===== ENTRIES SUPPLIED =====

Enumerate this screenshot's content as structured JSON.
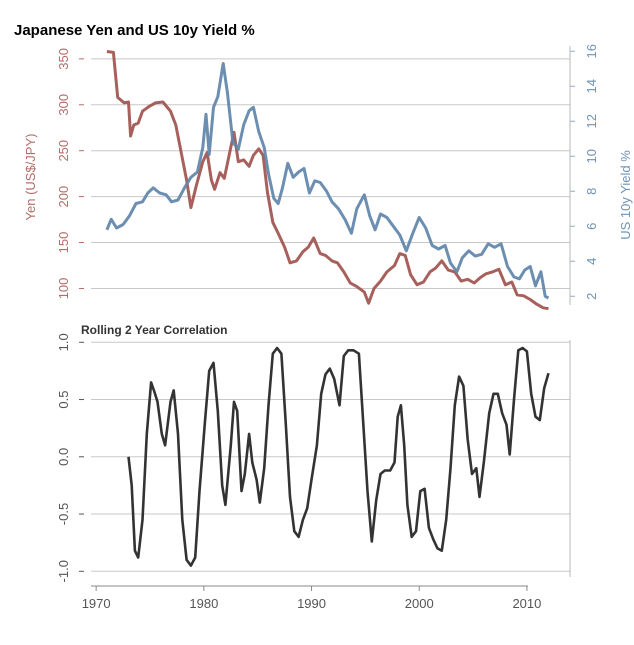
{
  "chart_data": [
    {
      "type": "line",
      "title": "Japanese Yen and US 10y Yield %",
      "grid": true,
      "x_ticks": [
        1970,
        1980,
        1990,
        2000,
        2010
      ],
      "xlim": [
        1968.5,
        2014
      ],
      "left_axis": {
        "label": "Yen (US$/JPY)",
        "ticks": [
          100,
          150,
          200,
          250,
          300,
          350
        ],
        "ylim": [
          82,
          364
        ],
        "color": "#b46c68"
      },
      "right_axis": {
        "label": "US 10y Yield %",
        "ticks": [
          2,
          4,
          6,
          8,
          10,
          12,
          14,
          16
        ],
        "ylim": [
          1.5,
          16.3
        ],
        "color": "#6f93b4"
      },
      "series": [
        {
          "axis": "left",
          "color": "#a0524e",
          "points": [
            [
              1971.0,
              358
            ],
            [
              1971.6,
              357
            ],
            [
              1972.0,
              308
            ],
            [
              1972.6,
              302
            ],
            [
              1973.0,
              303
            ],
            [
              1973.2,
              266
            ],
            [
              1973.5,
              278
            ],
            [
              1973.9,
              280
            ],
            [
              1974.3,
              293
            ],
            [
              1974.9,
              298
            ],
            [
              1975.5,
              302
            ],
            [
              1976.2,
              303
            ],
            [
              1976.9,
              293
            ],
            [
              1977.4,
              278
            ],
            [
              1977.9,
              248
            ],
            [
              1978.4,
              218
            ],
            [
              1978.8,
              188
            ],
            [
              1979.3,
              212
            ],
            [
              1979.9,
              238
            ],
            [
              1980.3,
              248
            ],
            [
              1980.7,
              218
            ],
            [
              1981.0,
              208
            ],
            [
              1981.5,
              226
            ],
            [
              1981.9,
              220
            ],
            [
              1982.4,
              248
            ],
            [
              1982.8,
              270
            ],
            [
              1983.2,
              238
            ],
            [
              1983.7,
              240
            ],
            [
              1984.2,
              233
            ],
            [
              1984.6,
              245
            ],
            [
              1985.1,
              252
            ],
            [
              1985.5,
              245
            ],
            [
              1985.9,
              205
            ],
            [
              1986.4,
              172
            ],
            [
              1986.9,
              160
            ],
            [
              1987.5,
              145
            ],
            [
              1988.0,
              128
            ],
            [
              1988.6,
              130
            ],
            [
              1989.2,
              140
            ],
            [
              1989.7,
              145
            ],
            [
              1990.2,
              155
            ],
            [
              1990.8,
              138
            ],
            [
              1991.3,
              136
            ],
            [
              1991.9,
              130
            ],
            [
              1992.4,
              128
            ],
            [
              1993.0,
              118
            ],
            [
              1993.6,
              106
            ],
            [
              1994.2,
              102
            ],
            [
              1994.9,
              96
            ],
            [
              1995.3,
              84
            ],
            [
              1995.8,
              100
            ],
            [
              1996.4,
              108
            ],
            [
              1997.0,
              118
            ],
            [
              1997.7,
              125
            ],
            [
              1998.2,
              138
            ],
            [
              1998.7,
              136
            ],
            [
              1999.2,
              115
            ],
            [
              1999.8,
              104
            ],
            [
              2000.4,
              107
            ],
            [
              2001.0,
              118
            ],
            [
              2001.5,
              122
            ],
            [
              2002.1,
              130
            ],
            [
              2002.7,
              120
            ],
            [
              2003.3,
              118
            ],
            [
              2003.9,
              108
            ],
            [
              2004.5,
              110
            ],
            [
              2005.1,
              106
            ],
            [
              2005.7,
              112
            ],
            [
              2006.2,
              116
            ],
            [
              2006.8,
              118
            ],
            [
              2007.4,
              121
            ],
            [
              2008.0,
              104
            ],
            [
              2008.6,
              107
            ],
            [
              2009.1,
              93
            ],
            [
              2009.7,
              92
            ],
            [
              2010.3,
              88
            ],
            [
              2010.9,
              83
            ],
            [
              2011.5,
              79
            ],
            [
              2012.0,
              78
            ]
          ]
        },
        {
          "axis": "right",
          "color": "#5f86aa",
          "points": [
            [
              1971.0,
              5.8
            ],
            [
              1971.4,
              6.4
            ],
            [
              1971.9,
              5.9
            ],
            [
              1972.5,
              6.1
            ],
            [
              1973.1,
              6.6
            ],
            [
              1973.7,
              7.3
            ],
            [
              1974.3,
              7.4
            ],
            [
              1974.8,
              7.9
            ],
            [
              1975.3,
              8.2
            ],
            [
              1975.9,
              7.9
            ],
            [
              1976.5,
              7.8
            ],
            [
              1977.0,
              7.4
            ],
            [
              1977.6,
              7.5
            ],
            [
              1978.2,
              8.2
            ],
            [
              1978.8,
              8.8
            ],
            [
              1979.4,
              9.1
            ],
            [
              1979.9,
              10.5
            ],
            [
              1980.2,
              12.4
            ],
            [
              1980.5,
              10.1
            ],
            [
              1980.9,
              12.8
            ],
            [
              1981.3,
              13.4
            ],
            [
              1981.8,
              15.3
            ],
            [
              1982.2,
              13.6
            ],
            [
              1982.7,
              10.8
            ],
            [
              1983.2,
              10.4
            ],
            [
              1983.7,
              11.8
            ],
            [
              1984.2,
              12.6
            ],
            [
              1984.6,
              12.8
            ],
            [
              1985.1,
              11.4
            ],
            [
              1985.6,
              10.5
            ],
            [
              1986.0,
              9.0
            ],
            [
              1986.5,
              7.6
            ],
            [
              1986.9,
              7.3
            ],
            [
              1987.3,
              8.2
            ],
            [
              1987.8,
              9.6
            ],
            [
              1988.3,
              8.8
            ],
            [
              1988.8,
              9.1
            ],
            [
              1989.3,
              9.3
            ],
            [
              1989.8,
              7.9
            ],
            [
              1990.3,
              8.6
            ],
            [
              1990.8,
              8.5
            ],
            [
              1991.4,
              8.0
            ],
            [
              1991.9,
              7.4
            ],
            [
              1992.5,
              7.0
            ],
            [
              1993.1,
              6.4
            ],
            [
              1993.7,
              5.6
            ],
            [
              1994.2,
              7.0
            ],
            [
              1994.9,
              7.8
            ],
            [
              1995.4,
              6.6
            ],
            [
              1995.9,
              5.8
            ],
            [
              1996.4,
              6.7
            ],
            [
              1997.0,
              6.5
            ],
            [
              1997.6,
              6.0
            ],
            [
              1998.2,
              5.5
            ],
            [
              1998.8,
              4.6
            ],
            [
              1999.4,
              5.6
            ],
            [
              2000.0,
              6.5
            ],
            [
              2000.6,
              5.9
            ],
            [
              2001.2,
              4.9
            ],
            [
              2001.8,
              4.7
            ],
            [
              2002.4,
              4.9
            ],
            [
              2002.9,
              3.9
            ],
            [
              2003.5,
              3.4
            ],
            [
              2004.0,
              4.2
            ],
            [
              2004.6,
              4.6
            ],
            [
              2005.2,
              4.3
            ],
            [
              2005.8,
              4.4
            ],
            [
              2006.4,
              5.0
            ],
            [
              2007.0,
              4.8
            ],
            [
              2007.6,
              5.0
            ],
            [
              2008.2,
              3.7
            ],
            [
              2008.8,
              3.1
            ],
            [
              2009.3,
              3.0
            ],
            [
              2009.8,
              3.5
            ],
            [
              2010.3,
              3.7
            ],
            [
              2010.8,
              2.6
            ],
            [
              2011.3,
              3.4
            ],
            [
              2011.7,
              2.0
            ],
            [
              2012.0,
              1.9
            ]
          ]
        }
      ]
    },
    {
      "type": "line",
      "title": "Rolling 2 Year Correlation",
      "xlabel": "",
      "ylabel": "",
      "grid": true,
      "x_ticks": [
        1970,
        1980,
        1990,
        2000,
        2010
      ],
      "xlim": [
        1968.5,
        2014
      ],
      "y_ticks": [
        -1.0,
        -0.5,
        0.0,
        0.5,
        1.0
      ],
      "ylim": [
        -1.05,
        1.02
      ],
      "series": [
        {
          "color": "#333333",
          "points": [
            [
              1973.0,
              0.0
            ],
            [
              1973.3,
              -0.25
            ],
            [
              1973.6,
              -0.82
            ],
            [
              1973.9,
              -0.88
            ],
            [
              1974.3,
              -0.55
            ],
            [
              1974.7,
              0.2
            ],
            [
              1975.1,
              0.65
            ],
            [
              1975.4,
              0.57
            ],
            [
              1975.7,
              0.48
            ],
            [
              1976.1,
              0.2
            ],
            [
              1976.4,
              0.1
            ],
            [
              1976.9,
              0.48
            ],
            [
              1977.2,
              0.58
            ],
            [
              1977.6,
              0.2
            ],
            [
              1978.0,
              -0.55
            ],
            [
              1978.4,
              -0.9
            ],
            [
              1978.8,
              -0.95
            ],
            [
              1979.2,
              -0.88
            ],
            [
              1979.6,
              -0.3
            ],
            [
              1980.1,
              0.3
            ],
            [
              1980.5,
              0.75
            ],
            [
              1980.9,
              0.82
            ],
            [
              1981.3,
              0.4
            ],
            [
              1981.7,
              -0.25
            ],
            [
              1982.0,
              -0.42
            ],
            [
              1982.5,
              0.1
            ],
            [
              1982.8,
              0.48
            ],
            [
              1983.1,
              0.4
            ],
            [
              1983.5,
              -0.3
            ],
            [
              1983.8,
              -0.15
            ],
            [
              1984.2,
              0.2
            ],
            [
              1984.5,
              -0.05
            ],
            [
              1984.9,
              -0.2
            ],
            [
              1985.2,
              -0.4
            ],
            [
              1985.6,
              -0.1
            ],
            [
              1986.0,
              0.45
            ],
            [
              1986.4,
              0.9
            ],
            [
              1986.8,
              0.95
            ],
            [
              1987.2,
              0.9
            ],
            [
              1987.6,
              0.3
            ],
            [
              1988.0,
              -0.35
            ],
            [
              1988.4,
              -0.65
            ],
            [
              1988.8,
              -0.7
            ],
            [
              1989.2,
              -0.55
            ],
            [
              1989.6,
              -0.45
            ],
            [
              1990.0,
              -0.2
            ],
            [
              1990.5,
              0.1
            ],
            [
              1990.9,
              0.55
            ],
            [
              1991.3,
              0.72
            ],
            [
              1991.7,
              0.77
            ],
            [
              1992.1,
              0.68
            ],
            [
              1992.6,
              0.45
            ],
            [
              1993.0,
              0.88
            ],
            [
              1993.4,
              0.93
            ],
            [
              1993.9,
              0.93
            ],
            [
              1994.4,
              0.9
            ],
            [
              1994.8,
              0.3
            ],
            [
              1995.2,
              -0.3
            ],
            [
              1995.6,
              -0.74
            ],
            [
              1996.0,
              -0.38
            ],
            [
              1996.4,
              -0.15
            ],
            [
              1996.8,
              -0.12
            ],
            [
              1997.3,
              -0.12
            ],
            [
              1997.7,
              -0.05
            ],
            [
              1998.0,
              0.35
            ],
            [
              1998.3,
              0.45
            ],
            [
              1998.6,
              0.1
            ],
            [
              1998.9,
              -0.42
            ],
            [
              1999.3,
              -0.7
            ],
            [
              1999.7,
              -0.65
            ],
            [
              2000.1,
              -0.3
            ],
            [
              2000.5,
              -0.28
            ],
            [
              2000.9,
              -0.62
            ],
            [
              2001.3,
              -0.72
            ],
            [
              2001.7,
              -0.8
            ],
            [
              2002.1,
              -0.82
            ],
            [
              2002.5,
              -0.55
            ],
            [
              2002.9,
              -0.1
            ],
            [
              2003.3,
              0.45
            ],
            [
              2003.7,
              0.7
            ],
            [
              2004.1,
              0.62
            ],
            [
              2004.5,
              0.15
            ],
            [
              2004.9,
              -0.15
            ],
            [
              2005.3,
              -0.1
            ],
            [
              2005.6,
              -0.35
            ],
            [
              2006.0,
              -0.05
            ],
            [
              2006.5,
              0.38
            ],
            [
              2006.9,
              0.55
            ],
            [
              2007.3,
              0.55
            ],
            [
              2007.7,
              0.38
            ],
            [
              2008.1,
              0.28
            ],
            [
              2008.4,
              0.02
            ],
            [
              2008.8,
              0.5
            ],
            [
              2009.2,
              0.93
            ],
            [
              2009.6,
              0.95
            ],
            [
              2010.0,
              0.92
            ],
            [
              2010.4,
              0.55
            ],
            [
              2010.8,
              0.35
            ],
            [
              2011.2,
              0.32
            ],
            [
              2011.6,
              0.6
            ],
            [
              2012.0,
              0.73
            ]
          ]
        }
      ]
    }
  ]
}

=====
===== ENTRIES SUPPLIED =====

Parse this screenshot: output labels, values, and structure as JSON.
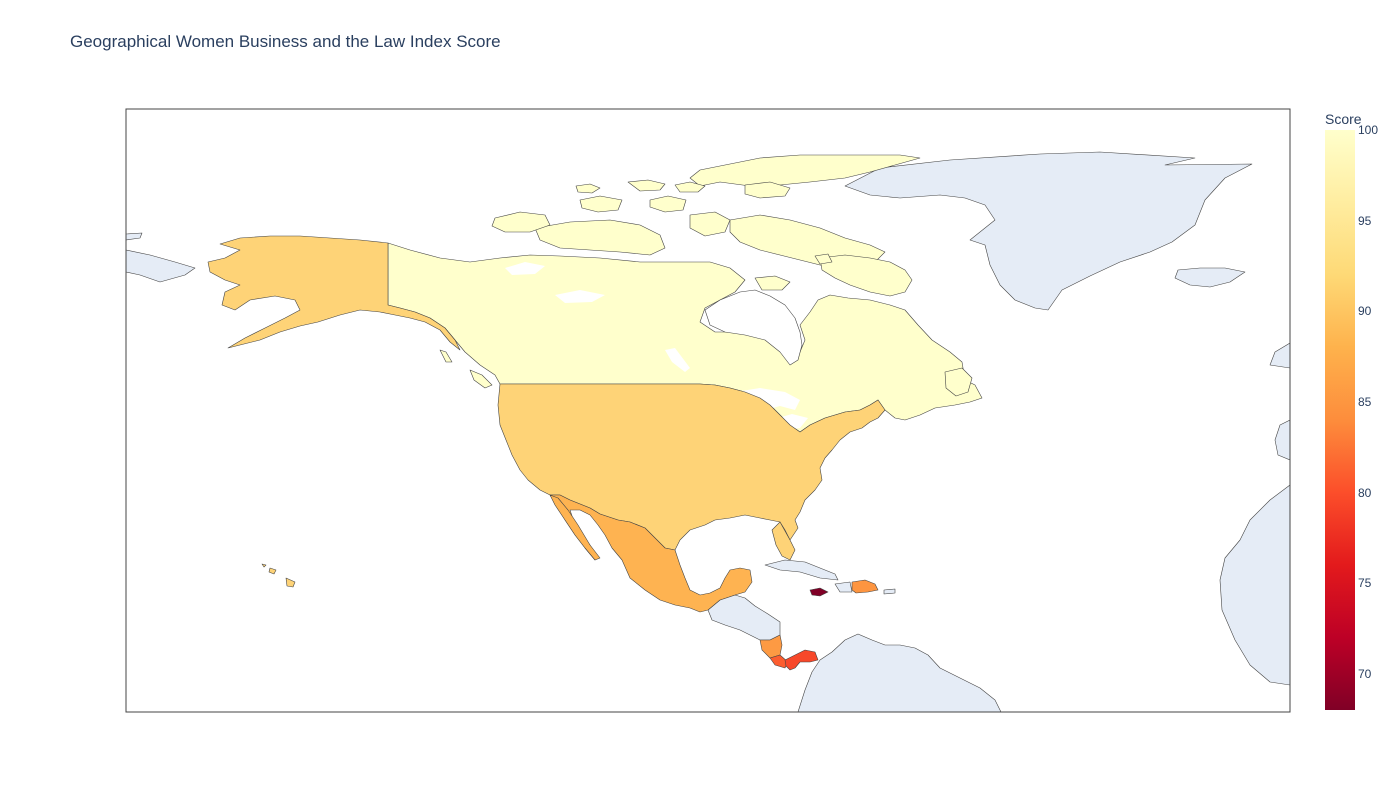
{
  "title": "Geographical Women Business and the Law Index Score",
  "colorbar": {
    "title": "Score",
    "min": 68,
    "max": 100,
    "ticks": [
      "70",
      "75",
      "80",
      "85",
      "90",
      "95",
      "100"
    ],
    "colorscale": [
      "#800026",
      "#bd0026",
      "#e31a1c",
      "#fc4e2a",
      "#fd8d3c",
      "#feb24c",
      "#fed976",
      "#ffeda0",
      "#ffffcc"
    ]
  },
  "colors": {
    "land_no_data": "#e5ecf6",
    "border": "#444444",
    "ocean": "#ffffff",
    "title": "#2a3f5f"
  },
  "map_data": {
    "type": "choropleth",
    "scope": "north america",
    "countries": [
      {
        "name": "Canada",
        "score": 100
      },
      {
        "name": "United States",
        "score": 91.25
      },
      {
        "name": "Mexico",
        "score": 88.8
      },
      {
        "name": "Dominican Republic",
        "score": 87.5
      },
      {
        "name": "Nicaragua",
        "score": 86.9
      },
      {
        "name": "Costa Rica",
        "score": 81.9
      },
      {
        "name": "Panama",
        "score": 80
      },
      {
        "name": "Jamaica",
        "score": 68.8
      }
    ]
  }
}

=====

Pick each line holding the word "this" out of the data and copy it.

◆ **FINAL RESULT**
Enumerate this screenshot's content as structured JSON.
Parse this screenshot: output labels, values, and structure as JSON.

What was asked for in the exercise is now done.